---------- Extracted entries ----------

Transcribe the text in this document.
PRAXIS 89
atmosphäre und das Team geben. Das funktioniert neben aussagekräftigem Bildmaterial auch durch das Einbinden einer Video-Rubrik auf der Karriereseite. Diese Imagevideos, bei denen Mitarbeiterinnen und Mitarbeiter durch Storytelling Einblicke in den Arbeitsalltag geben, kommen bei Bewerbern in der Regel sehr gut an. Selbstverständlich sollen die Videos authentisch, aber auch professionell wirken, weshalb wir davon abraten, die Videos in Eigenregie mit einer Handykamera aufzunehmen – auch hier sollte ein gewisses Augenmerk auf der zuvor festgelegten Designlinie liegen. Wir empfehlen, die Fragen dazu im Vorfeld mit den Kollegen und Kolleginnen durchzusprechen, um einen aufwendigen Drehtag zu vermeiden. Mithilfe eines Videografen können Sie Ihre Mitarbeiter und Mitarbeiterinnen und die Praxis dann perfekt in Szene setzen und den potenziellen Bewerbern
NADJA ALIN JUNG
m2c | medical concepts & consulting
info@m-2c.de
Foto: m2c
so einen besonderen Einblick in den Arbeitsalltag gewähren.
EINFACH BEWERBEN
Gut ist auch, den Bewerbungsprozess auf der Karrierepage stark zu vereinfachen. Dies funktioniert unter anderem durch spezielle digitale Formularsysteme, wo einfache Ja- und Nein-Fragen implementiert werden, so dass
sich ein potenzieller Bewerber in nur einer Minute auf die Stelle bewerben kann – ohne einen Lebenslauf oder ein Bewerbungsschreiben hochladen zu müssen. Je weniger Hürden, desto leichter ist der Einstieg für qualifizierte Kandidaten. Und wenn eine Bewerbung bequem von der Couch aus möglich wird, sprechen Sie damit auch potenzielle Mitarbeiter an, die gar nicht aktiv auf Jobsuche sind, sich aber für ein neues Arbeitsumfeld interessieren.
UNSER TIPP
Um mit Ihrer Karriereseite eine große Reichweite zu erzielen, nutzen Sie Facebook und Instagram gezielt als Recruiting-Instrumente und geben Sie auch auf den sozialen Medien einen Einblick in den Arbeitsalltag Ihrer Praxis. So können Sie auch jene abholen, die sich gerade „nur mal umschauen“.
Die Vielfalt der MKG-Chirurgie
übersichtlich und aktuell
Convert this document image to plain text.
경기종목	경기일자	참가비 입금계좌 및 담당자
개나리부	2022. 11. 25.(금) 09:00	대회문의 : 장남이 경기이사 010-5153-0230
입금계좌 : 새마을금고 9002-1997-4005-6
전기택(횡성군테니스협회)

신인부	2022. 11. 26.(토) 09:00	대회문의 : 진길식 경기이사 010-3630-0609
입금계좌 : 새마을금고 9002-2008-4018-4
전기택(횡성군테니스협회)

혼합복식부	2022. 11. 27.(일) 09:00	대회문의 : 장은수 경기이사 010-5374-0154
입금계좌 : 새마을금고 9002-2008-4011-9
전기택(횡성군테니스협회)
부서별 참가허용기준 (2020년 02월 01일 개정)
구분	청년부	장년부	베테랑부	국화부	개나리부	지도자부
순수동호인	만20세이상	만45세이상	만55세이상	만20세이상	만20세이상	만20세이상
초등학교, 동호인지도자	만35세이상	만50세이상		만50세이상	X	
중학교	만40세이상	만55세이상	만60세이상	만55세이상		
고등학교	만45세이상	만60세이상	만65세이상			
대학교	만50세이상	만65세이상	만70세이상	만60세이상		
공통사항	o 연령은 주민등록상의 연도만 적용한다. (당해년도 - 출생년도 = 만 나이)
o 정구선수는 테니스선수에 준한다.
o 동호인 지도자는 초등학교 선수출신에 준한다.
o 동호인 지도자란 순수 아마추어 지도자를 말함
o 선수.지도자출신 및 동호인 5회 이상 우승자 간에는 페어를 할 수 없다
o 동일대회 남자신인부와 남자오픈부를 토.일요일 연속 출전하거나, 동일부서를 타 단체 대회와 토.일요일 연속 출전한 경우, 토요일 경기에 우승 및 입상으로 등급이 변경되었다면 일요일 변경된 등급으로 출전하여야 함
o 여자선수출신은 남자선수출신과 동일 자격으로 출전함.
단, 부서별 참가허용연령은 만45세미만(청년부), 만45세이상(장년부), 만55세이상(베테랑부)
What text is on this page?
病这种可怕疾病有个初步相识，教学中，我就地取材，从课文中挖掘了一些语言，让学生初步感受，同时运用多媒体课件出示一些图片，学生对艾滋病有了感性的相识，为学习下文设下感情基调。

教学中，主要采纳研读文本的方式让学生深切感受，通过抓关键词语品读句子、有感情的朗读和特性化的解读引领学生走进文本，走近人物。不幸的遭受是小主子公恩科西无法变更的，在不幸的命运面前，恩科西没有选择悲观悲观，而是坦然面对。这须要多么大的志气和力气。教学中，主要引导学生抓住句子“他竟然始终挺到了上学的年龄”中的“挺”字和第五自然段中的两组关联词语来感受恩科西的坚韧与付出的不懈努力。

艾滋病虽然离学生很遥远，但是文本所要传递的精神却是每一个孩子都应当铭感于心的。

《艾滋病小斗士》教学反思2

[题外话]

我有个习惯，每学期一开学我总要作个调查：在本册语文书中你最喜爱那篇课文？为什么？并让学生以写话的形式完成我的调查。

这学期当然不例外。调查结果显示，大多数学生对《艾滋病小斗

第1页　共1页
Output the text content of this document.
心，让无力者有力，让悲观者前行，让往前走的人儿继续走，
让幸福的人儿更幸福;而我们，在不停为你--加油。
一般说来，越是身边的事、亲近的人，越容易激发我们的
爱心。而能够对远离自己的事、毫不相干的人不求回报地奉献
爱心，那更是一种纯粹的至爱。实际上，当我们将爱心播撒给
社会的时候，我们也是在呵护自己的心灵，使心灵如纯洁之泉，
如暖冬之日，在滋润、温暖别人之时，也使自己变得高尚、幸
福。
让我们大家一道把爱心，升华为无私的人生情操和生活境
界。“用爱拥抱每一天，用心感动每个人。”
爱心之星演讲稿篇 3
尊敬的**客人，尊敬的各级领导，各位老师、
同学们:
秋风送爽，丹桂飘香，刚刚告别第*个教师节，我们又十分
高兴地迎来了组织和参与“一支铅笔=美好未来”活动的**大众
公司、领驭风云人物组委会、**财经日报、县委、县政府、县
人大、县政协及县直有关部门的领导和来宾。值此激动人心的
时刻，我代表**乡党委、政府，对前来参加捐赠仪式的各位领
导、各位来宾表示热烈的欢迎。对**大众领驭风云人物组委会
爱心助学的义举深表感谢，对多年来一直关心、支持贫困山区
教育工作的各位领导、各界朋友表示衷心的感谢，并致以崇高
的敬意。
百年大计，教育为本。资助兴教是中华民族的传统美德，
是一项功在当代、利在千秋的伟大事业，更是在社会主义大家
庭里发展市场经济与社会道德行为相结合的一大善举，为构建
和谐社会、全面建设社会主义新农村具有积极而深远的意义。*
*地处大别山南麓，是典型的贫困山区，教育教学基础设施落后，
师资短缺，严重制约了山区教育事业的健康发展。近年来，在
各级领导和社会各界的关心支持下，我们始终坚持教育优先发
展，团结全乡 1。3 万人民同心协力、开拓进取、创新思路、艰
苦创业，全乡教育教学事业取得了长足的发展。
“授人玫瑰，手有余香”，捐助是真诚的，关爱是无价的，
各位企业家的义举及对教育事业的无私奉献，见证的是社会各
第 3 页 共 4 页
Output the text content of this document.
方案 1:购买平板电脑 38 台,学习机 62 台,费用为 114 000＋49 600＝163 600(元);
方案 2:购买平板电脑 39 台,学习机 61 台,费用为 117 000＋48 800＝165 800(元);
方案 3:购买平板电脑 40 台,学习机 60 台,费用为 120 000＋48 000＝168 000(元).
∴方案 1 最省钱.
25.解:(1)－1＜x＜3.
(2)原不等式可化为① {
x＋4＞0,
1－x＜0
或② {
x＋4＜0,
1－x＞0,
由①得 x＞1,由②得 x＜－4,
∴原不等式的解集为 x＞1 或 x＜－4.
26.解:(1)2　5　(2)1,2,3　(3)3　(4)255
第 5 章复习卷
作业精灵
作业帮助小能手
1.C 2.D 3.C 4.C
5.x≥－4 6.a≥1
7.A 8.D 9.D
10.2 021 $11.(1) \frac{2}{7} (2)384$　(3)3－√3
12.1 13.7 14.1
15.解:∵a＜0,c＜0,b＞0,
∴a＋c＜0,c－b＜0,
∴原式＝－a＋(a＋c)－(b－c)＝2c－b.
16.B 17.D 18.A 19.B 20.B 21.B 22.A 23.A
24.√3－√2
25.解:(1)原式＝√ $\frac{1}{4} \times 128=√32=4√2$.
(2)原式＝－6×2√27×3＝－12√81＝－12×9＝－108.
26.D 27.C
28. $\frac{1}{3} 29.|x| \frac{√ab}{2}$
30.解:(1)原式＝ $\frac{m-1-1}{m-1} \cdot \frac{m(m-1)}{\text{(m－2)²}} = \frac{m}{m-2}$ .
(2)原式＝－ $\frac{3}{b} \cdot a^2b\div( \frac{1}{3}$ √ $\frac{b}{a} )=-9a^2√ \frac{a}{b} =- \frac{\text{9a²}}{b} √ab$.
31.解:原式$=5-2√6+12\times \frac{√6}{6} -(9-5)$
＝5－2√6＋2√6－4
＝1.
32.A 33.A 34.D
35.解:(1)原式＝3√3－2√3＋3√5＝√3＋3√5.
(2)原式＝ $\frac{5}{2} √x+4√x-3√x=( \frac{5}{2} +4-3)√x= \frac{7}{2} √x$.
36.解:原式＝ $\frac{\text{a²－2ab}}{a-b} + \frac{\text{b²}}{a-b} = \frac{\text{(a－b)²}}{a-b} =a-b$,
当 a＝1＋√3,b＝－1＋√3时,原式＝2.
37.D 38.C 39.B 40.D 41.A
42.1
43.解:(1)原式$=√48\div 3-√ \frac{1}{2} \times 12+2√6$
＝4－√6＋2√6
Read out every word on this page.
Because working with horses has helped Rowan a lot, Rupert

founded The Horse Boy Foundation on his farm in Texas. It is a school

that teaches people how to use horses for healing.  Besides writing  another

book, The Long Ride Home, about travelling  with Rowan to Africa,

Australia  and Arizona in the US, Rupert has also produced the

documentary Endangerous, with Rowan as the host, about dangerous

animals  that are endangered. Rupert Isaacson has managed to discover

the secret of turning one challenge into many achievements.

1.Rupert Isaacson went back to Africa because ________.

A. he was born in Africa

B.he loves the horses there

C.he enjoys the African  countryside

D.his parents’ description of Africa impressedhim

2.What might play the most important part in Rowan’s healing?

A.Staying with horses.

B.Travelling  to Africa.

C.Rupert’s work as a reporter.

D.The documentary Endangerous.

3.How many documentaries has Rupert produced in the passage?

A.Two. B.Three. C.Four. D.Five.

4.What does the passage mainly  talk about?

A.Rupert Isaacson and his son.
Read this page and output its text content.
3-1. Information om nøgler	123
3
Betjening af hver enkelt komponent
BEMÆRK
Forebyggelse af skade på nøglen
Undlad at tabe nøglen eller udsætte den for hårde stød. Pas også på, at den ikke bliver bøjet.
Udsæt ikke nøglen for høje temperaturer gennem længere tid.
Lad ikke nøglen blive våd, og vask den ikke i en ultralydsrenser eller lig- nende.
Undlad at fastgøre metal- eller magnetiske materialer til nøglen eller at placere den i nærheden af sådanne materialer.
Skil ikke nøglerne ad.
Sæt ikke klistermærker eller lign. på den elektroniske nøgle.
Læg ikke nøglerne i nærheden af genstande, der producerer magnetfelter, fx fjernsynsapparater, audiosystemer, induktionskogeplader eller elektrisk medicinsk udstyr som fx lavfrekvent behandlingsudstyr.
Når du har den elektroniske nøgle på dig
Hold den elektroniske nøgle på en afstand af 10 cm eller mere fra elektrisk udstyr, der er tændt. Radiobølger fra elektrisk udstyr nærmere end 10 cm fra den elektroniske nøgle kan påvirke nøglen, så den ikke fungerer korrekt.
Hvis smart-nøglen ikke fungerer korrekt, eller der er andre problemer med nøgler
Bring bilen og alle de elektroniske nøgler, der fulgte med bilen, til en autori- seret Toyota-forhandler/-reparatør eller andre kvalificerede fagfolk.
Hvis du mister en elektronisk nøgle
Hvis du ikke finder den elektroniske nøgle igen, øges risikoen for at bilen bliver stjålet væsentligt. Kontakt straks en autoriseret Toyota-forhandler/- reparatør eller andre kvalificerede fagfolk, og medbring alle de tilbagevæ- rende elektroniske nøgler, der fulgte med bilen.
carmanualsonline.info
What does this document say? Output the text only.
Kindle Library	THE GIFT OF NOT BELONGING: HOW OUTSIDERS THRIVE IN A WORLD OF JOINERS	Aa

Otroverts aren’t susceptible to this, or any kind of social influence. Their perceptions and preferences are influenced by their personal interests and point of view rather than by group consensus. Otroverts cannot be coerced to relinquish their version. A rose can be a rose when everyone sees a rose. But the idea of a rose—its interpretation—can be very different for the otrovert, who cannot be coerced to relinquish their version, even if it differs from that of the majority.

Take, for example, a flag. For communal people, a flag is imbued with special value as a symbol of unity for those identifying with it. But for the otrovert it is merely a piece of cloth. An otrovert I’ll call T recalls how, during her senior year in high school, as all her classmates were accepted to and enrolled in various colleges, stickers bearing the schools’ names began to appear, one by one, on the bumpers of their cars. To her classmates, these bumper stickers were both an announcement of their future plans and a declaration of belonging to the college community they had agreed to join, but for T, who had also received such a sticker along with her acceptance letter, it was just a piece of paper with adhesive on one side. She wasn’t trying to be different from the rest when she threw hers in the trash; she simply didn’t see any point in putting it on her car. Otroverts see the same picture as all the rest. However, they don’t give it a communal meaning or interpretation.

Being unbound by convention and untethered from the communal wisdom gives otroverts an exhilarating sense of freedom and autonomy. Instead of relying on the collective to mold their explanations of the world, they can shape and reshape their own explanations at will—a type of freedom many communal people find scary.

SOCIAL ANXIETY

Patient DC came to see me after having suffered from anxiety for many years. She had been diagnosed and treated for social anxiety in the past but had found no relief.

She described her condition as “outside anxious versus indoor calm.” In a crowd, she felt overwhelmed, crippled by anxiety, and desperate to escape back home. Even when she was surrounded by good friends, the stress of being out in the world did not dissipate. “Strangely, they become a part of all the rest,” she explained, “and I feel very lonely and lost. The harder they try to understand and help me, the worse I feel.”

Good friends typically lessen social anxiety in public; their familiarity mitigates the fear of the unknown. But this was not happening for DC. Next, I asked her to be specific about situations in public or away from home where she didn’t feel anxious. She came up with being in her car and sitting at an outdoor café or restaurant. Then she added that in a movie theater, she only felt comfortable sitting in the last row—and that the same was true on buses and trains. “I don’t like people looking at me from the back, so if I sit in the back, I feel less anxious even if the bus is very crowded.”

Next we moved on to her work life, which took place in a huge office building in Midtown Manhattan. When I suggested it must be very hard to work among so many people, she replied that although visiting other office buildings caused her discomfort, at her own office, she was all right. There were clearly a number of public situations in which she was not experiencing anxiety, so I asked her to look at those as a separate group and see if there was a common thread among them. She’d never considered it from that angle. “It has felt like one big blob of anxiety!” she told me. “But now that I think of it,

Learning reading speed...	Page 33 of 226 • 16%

----------

- **Your instructions**:
Copy every line of the listing that includes the string "documentary".

- **Answer to this problem**:
documentary Endangerous, with Rowan as the host, about dangerous
D.The documentary Endangerous.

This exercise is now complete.